- _REQUIRED TASK_
Reproduce the listing below without any change.

######

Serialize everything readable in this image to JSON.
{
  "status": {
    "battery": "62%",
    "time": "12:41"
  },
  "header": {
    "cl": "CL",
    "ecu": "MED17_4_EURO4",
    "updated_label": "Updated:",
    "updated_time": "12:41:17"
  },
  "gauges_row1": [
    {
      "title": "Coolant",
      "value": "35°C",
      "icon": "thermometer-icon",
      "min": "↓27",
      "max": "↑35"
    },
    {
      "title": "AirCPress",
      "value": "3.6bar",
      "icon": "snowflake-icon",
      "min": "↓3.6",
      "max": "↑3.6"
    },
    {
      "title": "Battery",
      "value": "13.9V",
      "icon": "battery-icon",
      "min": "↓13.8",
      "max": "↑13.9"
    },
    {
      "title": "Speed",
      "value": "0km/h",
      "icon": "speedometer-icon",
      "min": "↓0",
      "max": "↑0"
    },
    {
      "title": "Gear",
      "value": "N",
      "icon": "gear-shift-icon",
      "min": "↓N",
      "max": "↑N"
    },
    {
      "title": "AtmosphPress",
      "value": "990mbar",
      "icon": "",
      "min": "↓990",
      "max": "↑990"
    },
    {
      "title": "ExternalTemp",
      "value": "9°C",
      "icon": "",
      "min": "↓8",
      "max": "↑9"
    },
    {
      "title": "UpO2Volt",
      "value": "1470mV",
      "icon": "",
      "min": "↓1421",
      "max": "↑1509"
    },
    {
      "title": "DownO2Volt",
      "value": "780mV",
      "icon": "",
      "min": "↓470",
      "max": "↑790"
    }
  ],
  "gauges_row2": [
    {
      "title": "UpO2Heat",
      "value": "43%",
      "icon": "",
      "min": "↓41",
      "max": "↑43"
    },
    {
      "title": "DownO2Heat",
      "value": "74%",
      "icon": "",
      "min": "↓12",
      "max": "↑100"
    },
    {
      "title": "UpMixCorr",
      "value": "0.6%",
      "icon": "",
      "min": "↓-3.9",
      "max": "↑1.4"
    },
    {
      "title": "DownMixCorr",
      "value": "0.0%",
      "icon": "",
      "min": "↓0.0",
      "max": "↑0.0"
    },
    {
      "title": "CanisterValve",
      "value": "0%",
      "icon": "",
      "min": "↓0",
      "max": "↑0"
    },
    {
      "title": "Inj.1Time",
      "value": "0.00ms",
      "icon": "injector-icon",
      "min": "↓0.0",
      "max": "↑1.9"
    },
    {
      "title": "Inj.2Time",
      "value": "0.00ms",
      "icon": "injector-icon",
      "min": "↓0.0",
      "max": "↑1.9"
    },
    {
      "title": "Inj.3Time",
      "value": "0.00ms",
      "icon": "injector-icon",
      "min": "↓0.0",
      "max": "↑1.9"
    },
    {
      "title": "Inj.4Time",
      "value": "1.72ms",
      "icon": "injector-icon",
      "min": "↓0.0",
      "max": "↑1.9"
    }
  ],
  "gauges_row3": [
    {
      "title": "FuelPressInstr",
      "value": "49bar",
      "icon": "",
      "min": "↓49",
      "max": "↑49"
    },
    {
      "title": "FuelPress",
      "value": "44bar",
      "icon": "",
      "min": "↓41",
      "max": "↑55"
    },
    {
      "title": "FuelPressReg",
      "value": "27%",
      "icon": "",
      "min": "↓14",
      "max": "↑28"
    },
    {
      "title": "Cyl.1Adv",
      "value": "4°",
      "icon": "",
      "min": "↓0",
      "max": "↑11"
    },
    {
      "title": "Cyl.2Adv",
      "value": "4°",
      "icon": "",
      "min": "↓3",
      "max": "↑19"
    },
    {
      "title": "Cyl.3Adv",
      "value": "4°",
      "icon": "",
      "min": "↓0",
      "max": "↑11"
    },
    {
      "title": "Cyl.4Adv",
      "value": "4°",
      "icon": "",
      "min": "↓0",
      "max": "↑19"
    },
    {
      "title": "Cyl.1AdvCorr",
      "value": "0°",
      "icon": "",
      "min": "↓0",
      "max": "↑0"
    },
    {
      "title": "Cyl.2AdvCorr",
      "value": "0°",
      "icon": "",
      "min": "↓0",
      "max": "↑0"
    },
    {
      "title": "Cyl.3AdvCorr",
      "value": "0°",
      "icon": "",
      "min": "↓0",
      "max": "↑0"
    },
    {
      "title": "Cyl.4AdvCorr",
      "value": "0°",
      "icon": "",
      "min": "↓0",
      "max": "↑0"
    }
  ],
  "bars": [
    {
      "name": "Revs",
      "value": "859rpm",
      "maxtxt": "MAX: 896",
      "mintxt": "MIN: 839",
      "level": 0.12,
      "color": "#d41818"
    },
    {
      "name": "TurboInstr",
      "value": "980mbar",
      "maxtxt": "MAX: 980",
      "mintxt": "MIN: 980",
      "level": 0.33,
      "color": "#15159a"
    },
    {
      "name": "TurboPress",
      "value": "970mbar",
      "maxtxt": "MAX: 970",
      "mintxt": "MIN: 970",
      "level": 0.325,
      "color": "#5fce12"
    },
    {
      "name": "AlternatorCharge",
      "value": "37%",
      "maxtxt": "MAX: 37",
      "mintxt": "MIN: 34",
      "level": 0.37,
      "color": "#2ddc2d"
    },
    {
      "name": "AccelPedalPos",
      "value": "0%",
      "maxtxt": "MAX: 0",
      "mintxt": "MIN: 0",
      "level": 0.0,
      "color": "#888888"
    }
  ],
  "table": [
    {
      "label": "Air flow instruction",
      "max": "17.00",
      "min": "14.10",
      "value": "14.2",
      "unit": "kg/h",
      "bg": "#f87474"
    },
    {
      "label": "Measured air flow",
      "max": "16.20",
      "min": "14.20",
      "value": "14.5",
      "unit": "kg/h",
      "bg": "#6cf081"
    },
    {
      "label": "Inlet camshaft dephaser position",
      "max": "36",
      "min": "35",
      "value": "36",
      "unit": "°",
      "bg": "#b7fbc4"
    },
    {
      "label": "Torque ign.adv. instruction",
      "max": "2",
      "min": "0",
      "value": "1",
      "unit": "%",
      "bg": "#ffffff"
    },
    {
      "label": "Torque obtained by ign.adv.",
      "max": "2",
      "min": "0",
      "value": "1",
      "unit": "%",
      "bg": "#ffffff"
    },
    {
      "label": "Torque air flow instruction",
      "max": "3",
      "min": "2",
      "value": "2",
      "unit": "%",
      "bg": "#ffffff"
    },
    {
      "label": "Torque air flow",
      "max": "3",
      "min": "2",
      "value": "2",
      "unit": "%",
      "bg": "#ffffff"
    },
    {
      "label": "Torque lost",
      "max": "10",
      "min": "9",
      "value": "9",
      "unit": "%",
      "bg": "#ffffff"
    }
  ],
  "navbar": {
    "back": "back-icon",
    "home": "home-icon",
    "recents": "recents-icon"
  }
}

######

- _OUTPUT FOR THIS EXERCISE_
Serialize everything readable in this image to JSON.
{
  "status": {
    "battery": "62%",
    "time": "12:41"
  },
  "header": {
    "cl": "CL",
    "ecu": "MED17_4_EURO4",
    "updated_label": "Updated:",
    "updated_time": "12:41:17"
  },
  "gauges_row1": [
    {
      "title": "Coolant",
      "value": "35°C",
      "icon": "thermometer-icon",
      "min": "↓27",
      "max": "↑35"
    },
    {
      "title": "AirCPress",
      "value": "3.6bar",
      "icon": "snowflake-icon",
      "min": "↓3.6",
      "max": "↑3.6"
    },
    {
      "title": "Battery",
      "value": "13.9V",
      "icon": "battery-icon",
      "min": "↓13.8",
      "max": "↑13.9"
    },
    {
      "title": "Speed",
      "value": "0km/h",
      "icon": "speedometer-icon",
      "min": "↓0",
      "max": "↑0"
    },
    {
      "title": "Gear",
      "value": "N",
      "icon": "gear-shift-icon",
      "min": "↓N",
      "max": "↑N"
    },
    {
      "title": "AtmosphPress",
      "value": "990mbar",
      "icon": "",
      "min": "↓990",
      "max": "↑990"
    },
    {
      "title": "ExternalTemp",
      "value": "9°C",
      "icon": "",
      "min": "↓8",
      "max": "↑9"
    },
    {
      "title": "UpO2Volt",
      "value": "1470mV",
      "icon": "",
      "min": "↓1421",
      "max": "↑1509"
    },
    {
      "title": "DownO2Volt",
      "value": "780mV",
      "icon": "",
      "min": "↓470",
      "max": "↑790"
    }
  ],
  "gauges_row2": [
    {
      "title": "UpO2Heat",
      "value": "43%",
      "icon": "",
      "min": "↓41",
      "max": "↑43"
    },
    {
      "title": "DownO2Heat",
      "value": "74%",
      "icon": "",
      "min": "↓12",
      "max": "↑100"
    },
    {
      "title": "UpMixCorr",
      "value": "0.6%",
      "icon": "",
      "min": "↓-3.9",
      "max": "↑1.4"
    },
    {
      "title": "DownMixCorr",
      "value": "0.0%",
      "icon": "",
      "min": "↓0.0",
      "max": "↑0.0"
    },
    {
      "title": "CanisterValve",
      "value": "0%",
      "icon": "",
      "min": "↓0",
      "max": "↑0"
    },
    {
      "title": "Inj.1Time",
      "value": "0.00ms",
      "icon": "injector-icon",
      "min": "↓0.0",
      "max": "↑1.9"
    },
    {
      "title": "Inj.2Time",
      "value": "0.00ms",
      "icon": "injector-icon",
      "min": "↓0.0",
      "max": "↑1.9"
    },
    {
      "title": "Inj.3Time",
      "value": "0.00ms",
      "icon": "injector-icon",
      "min": "↓0.0",
      "max": "↑1.9"
    },
    {
      "title": "Inj.4Time",
      "value": "1.72ms",
      "icon": "injector-icon",
      "min": "↓0.0",
      "max": "↑1.9"
    }
  ],
  "gauges_row3": [
    {
      "title": "FuelPressInstr",
      "value": "49bar",
      "icon": "",
      "min": "↓49",
      "max": "↑49"
    },
    {
      "title": "FuelPress",
      "value": "44bar",
      "icon": "",
      "min": "↓41",
      "max": "↑55"
    },
    {
      "title": "FuelPressReg",
      "value": "27%",
      "icon": "",
      "min": "↓14",
      "max": "↑28"
    },
    {
      "title": "Cyl.1Adv",
      "value": "4°",
      "icon": "",
      "min": "↓0",
      "max": "↑11"
    },
    {
      "title": "Cyl.2Adv",
      "value": "4°",
      "icon": "",
      "min": "↓3",
      "max": "↑19"
    },
    {
      "title": "Cyl.3Adv",
      "value": "4°",
      "icon": "",
      "min": "↓0",
      "max": "↑11"
    },
    {
      "title": "Cyl.4Adv",
      "value": "4°",
      "icon": "",
      "min": "↓0",
      "max": "↑19"
    },
    {
      "title": "Cyl.1AdvCorr",
      "value": "0°",
      "icon": "",
      "min": "↓0",
      "max": "↑0"
    },
    {
      "title": "Cyl.2AdvCorr",
      "value": "0°",
      "icon": "",
      "min": "↓0",
      "max": "↑0"
    },
    {
      "title": "Cyl.3AdvCorr",
      "value": "0°",
      "icon": "",
      "min": "↓0",
      "max": "↑0"
    },
    {
      "title": "Cyl.4AdvCorr",
      "value": "0°",
      "icon": "",
      "min": "↓0",
      "max": "↑0"
    }
  ],
  "bars": [
    {
      "name": "Revs",
      "value": "859rpm",
      "maxtxt": "MAX: 896",
      "mintxt": "MIN: 839",
      "level": 0.12,
      "color": "#d41818"
    },
    {
      "name": "TurboInstr",
      "value": "980mbar",
      "maxtxt": "MAX: 980",
      "mintxt": "MIN: 980",
      "level": 0.33,
      "color": "#15159a"
    },
    {
      "name": "TurboPress",
      "value": "970mbar",
      "maxtxt": "MAX: 970",
      "mintxt": "MIN: 970",
      "level": 0.325,
      "color": "#5fce12"
    },
    {
      "name": "AlternatorCharge",
      "value": "37%",
      "maxtxt": "MAX: 37",
      "mintxt": "MIN: 34",
      "level": 0.37,
      "color": "#2ddc2d"
    },
    {
      "name": "AccelPedalPos",
      "value": "0%",
      "maxtxt": "MAX: 0",
      "mintxt": "MIN: 0",
      "level": 0.0,
      "color": "#888888"
    }
  ],
  "table": [
    {
      "label": "Air flow instruction",
      "max": "17.00",
      "min": "14.10",
      "value": "14.2",
      "unit": "kg/h",
      "bg": "#f87474"
    },
    {
      "label": "Measured air flow",
      "max": "16.20",
      "min": "14.20",
      "value": "14.5",
      "unit": "kg/h",
      "bg": "#6cf081"
    },
    {
      "label": "Inlet camshaft dephaser position",
      "max": "36",
      "min": "35",
      "value": "36",
      "unit": "°",
      "bg": "#b7fbc4"
    },
    {
      "label": "Torque ign.adv. instruction",
      "max": "2",
      "min": "0",
      "value": "1",
      "unit": "%",
      "bg": "#ffffff"
    },
    {
      "label": "Torque obtained by ign.adv.",
      "max": "2",
      "min": "0",
      "value": "1",
      "unit": "%",
      "bg": "#ffffff"
    },
    {
      "label": "Torque air flow instruction",
      "max": "3",
      "min": "2",
      "value": "2",
      "unit": "%",
      "bg": "#ffffff"
    },
    {
      "label": "Torque air flow",
      "max": "3",
      "min": "2",
      "value": "2",
      "unit": "%",
      "bg": "#ffffff"
    },
    {
      "label": "Torque lost",
      "max": "10",
      "min": "9",
      "value": "9",
      "unit": "%",
      "bg": "#ffffff"
    }
  ],
  "navbar": {
    "back": "back-icon",
    "home": "home-icon",
    "recents": "recents-icon"
  }
}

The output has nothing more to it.